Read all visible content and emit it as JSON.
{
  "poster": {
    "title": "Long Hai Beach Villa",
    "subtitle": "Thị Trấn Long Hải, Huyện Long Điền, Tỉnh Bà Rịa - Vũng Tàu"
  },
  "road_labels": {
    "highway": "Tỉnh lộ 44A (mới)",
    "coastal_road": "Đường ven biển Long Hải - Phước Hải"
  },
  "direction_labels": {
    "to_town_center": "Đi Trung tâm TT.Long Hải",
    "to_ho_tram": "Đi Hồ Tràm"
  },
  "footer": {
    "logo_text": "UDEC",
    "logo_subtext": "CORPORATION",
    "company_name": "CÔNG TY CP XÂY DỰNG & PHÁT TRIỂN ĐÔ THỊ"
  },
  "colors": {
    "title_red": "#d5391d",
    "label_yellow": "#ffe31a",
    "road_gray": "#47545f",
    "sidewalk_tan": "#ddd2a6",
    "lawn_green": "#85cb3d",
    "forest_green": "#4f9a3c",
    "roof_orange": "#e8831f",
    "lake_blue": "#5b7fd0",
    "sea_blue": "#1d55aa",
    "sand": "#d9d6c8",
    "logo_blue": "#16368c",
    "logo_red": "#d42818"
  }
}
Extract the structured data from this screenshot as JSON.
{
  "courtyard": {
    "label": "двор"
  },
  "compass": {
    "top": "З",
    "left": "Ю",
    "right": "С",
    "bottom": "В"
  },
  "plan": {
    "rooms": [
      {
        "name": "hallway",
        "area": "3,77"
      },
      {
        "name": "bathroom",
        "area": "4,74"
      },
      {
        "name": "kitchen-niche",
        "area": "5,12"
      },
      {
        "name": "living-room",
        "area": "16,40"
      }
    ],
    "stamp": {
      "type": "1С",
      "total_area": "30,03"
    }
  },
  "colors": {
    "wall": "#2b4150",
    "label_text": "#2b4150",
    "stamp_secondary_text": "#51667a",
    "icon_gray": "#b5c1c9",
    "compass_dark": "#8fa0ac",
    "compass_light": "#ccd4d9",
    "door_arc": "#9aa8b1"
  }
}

========

Copy out the material word for word and line for line.

Finished task ▸
Read all visible content and emit it as JSON.
{
  "poster": {
    "title": "Long Hai Beach Villa",
    "subtitle": "Thị Trấn Long Hải, Huyện Long Điền, Tỉnh Bà Rịa - Vũng Tàu"
  },
  "road_labels": {
    "highway": "Tỉnh lộ 44A (mới)",
    "coastal_road": "Đường ven biển Long Hải - Phước Hải"
  },
  "direction_labels": {
    "to_town_center": "Đi Trung tâm TT.Long Hải",
    "to_ho_tram": "Đi Hồ Tràm"
  },
  "footer": {
    "logo_text": "UDEC",
    "logo_subtext": "CORPORATION",
    "company_name": "CÔNG TY CP XÂY DỰNG & PHÁT TRIỂN ĐÔ THỊ"
  },
  "colors": {
    "title_red": "#d5391d",
    "label_yellow": "#ffe31a",
    "road_gray": "#47545f",
    "sidewalk_tan": "#ddd2a6",
    "lawn_green": "#85cb3d",
    "forest_green": "#4f9a3c",
    "roof_orange": "#e8831f",
    "lake_blue": "#5b7fd0",
    "sea_blue": "#1d55aa",
    "sand": "#d9d6c8",
    "logo_blue": "#16368c",
    "logo_red": "#d42818"
  }
}
Extract the structured data from this screenshot as JSON.
{
  "courtyard": {
    "label": "двор"
  },
  "compass": {
    "top": "З",
    "left": "Ю",
    "right": "С",
    "bottom": "В"
  },
  "plan": {
    "rooms": [
      {
        "name": "hallway",
        "area": "3,77"
      },
      {
        "name": "bathroom",
        "area": "4,74"
      },
      {
        "name": "kitchen-niche",
        "area": "5,12"
      },
      {
        "name": "living-room",
        "area": "16,40"
      }
    ],
    "stamp": {
      "type": "1С",
      "total_area": "30,03"
    }
  },
  "colors": {
    "wall": "#2b4150",
    "label_text": "#2b4150",
    "stamp_secondary_text": "#51667a",
    "icon_gray": "#b5c1c9",
    "compass_dark": "#8fa0ac",
    "compass_light": "#ccd4d9",
    "door_arc": "#9aa8b1"
  }
}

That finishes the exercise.